PAGE EXCERPT:

The Art of Bodily Horror
Ever since its world premiere at the 2005 Cannes Film Festival, critics have heaped praise on A History of Violence, director David Cronenberg and screenwriter Josh Olsen’s tale of Indiana diner owner Tom Stall (Viggo Mortensen), his wife Edie (Maria Bello), and the act of heroism that catapults Tom into the spotlight while causing his long-buried alter ego — a Philadelphia gangster named Joey Cusack — to be unearthed. And in recent months, the gravy train has only accelerated: There have been acting prizes from the critics groups in New York and Los Angeles, two Golden Globe nominations (including best dramatic motion picture) and scores of “10 best” lists (including the two published in these pages last week). The movie is also, in box-office terms, Cronenberg’s most popular since his 1986 remake of The Fly, having grossed some $30 million in North America and an additional $20 million internationally since opening in September. But the news is not all good: Factor in two decades of inflation — plus the fact that the film was widely promoted as the most “mainstream” of the Canadian director’s career — and it becomes clear that A History of Violence hasn’t been embraced by the general public in quite the same way it has been by the press. In a reversal of the usual movie-publicity routine, by which filmmakers are available for interviews only during the short window of time before a film’s release, I sat down with Cronenberg over lunch in New York early last month to discuss his movie, its reception and the art of bodily horror.
L.A. WEEKLY: Given the almost unanimous critical acclaim for A History of Violence, I was surprised, once the film opened in general release, to hear from friends who saw it with public audiences that the reaction was much more divided, with some audience members applauding at the conclusion and others booing loudly. And this schism continues in what has been written about the film in the user forums on movie Web sites like the IMDB and Metacritic, where one of my favorite postings reads, “My friend Tanya and I just caught a 2:05 p.m. showing at the Grove in Hollywood. And let me tell you folks, this baby made Predator 2 look like On the Waterfront.”
DAVID CRONENBERG: Well, I try not to read too much of what goes on on IMDB or a lot of those other places, because I think, not to be evasive, but the Internet community is pretty nuts. I mean, if you go on to the Nikkon D70 forum, you’ll find people saying the most outrageous things. They get extremely passionate and even murderously angry — and this is just a camera, a camera that you don’t even have to buy! So, I take all of that with a huge grain of salt. These are people sitting home alone at night and all their energy is going into these discussions. And I think if you just met these people, talked to them face to face, they wouldn’t be like that. But also, some critics, like Amy Taubin, have said they don’t think the movie is mainstream at all, and I guess that they’re right. It weirdly reminds me of Crash in that at first it has the feel of a standard kind of movie — you look at the cast, you look at what the plot might be and the style and the professionalism of the production and everything, and it feels sort of like a Hollywood-type movie. But then it doesn’t follow all the rules. It subverts them.

DIRECTION 1: Decide whether each statement below agrees with the Cronenberg interview. Answer yes or no, and quote the deciding words of the text. (a) A History of Violence had its world premiere at the 2005 Cannes Film Festival. (b) The film earned three Golden Globe nominations. (c) Cronenberg says he reads a great deal of what is posted on IMDB.

MATERIAL PROVIDED:
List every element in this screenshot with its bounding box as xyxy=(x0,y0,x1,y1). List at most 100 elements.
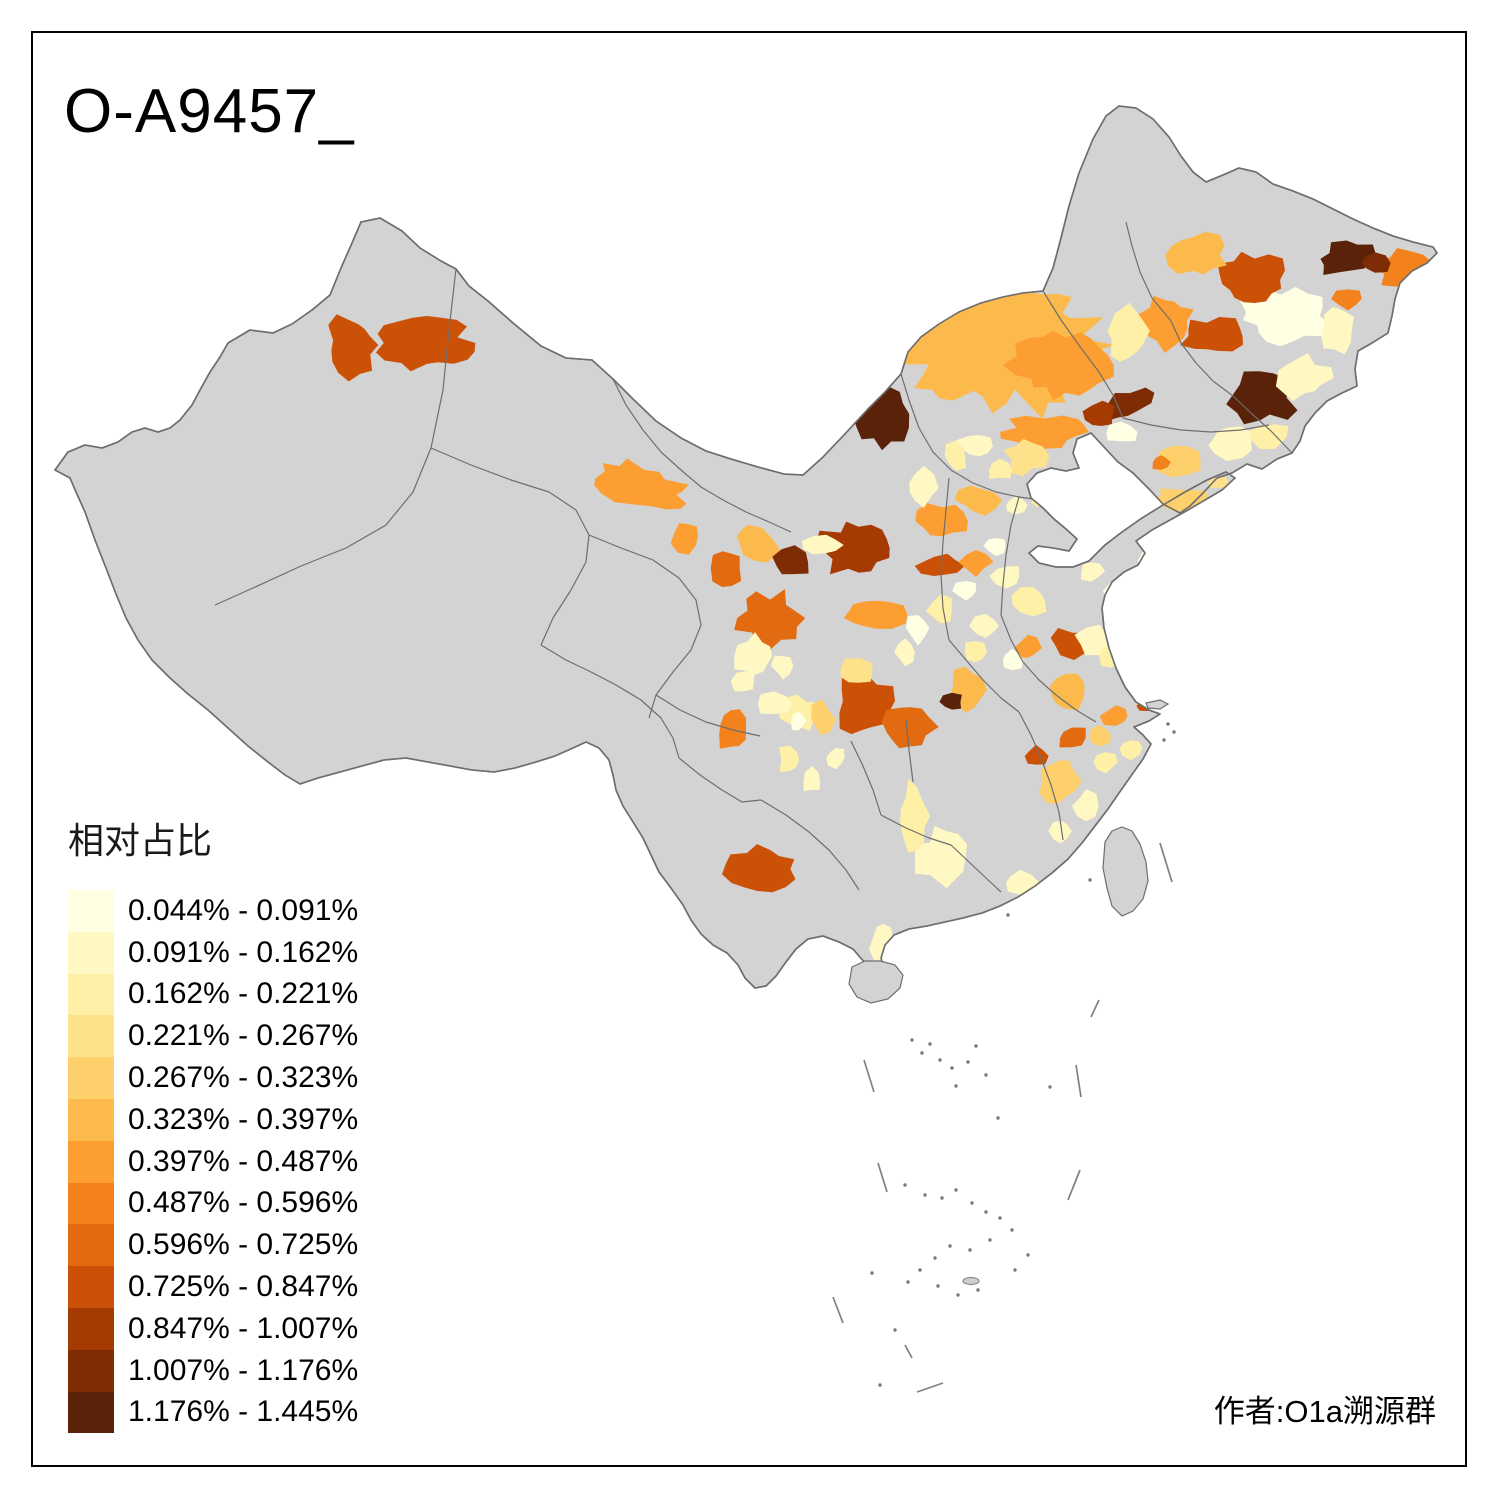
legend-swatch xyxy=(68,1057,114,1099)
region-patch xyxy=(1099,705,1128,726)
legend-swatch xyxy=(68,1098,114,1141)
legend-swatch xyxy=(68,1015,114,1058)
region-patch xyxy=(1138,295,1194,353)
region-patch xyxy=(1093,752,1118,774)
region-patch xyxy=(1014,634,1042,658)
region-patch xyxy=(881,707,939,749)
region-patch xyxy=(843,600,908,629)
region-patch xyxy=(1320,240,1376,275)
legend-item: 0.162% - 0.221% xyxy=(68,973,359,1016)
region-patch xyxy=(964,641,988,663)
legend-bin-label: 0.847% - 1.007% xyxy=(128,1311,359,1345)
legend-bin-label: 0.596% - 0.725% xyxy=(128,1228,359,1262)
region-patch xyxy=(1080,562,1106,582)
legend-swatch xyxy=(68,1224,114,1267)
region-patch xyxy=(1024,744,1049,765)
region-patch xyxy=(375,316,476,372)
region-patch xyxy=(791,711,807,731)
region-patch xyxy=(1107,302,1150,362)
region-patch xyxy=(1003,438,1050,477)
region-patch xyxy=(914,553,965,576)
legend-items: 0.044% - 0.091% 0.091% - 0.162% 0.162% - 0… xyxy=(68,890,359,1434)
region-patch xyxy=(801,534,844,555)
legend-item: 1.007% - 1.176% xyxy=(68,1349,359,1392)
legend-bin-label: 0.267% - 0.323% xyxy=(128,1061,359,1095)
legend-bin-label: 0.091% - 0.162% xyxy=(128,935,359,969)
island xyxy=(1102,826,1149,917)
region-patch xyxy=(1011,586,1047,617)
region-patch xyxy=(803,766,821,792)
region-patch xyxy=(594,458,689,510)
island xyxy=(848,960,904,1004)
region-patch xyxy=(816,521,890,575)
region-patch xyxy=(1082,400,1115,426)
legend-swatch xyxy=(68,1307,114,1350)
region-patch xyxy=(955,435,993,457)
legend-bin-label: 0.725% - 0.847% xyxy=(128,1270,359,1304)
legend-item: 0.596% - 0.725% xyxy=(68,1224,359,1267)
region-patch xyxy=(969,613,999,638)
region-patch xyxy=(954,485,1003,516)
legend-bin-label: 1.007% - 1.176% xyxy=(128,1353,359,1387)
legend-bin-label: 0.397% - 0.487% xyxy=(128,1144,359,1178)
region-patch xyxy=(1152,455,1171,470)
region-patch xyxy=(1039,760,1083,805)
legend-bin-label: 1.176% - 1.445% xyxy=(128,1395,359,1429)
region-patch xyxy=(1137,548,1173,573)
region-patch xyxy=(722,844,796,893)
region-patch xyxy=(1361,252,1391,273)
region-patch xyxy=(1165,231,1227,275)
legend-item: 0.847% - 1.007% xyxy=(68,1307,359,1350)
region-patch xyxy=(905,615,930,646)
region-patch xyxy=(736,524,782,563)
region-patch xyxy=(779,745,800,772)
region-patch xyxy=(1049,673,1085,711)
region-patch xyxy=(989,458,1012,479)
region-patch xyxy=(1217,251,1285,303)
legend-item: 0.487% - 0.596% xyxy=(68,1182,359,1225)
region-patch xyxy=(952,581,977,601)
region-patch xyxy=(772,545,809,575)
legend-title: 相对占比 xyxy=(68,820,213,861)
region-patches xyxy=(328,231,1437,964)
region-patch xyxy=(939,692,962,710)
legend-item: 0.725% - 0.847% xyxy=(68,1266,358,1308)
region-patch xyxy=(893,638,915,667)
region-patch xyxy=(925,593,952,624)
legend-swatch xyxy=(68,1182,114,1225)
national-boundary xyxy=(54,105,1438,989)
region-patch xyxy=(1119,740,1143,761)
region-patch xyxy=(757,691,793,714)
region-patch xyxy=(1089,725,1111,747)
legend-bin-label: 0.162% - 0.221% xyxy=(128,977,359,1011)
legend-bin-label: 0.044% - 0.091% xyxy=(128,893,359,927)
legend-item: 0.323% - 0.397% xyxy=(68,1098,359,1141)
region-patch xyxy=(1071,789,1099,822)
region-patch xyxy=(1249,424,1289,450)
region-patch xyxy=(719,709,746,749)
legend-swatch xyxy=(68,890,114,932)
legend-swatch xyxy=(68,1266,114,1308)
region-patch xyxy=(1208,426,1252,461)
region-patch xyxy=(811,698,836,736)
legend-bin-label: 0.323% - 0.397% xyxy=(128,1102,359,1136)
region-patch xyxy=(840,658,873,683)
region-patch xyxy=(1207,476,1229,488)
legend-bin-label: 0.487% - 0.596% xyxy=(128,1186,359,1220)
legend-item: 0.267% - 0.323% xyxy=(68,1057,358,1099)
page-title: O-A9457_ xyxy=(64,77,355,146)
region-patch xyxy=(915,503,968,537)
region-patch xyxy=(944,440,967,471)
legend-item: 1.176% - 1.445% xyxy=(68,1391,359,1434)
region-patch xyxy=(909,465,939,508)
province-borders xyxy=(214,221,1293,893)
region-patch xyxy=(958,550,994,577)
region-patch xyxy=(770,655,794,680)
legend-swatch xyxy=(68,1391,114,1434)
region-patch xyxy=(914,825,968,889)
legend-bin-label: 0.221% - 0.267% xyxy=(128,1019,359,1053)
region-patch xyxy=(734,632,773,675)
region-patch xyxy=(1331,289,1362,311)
==
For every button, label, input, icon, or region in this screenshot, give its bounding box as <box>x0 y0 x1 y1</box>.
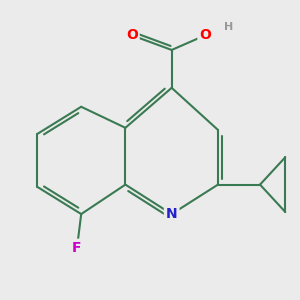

DIRECTION 2: Render part of the records as a numbered list with no blank lines. Begin at the line of the records that has "List every element" and stop after the line that has "legend-swatch xyxy=(68,1224,114,1267)". Leave the picture out of the answer.

RESULT 1:
(a) Yes: "Ever since its world premiere at the 2005 Cannes Film Festival"
(b) No: "two Golden Globe nominations (including best dramatic motion picture)"
(c) No: "I try not to read too much of what goes on on IMDB"

RESULT 2:
1. List every element in this screenshot with its bounding box as xyxy=(x0,y0,x1,y1). List at most 100 elements.
2. legend-swatch xyxy=(68,1057,114,1099)
3. region-patch xyxy=(1099,705,1128,726)
4. legend-swatch xyxy=(68,1098,114,1141)
5. legend-swatch xyxy=(68,1015,114,1058)
6. region-patch xyxy=(1138,295,1194,353)
7. region-patch xyxy=(1093,752,1118,774)
8. region-patch xyxy=(1014,634,1042,658)
9. region-patch xyxy=(881,707,939,749)
10. region-patch xyxy=(843,600,908,629)
11. region-patch xyxy=(1320,240,1376,275)
12. legend-item: 0.162% - 0.221% xyxy=(68,973,359,1016)
13. region-patch xyxy=(964,641,988,663)
14. legend-bin-label: 0.847% - 1.007% xyxy=(128,1311,359,1345)
15. legend-bin-label: 0.596% - 0.725% xyxy=(128,1228,359,1262)
16. region-patch xyxy=(1080,562,1106,582)
17. legend-swatch xyxy=(68,1224,114,1267)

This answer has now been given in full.